=== Input records ===
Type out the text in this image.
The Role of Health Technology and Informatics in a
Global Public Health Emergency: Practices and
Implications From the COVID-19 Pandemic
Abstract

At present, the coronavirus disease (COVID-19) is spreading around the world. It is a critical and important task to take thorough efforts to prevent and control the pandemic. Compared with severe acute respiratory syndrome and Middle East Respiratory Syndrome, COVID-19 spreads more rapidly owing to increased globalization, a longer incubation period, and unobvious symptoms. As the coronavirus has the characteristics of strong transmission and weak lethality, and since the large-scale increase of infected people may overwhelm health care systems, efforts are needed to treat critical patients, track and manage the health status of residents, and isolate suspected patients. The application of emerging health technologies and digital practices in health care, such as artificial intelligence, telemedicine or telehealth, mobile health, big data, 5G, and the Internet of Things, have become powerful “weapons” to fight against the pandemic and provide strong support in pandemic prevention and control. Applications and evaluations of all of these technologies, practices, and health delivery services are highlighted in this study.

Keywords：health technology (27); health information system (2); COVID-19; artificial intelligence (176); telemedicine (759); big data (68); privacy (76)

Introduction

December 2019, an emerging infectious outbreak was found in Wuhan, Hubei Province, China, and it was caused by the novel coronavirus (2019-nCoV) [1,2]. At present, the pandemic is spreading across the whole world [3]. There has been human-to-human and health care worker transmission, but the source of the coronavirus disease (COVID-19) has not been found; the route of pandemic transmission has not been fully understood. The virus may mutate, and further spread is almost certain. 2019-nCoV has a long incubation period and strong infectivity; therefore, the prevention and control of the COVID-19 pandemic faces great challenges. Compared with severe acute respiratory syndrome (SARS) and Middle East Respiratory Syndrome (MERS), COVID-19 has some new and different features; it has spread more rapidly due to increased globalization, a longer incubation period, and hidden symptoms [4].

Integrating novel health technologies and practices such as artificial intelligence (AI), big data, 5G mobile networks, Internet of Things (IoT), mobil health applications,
===
- _Task objective_: The answer must restate all of the entries exactly.

- _Answer box_:
Type out the text in this image.
The Role of Health Technology and Informatics in a
Global Public Health Emergency: Practices and
Implications From the COVID-19 Pandemic
Abstract

At present, the coronavirus disease (COVID-19) is spreading around the world. It is a critical and important task to take thorough efforts to prevent and control the pandemic. Compared with severe acute respiratory syndrome and Middle East Respiratory Syndrome, COVID-19 spreads more rapidly owing to increased globalization, a longer incubation period, and unobvious symptoms. As the coronavirus has the characteristics of strong transmission and weak lethality, and since the large-scale increase of infected people may overwhelm health care systems, efforts are needed to treat critical patients, track and manage the health status of residents, and isolate suspected patients. The application of emerging health technologies and digital practices in health care, such as artificial intelligence, telemedicine or telehealth, mobile health, big data, 5G, and the Internet of Things, have become powerful “weapons” to fight against the pandemic and provide strong support in pandemic prevention and control. Applications and evaluations of all of these technologies, practices, and health delivery services are highlighted in this study.

Keywords：health technology (27); health information system (2); COVID-19; artificial intelligence (176); telemedicine (759); big data (68); privacy (76)

Introduction

December 2019, an emerging infectious outbreak was found in Wuhan, Hubei Province, China, and it was caused by the novel coronavirus (2019-nCoV) [1,2]. At present, the pandemic is spreading across the whole world [3]. There has been human-to-human and health care worker transmission, but the source of the coronavirus disease (COVID-19) has not been found; the route of pandemic transmission has not been fully understood. The virus may mutate, and further spread is almost certain. 2019-nCoV has a long incubation period and strong infectivity; therefore, the prevention and control of the COVID-19 pandemic faces great challenges. Compared with severe acute respiratory syndrome (SARS) and Middle East Respiratory Syndrome (MERS), COVID-19 has some new and different features; it has spread more rapidly due to increased globalization, a longer incubation period, and hidden symptoms [4].

Integrating novel health technologies and practices such as artificial intelligence (AI), big data, 5G mobile networks, Internet of Things (IoT), mobil health applications,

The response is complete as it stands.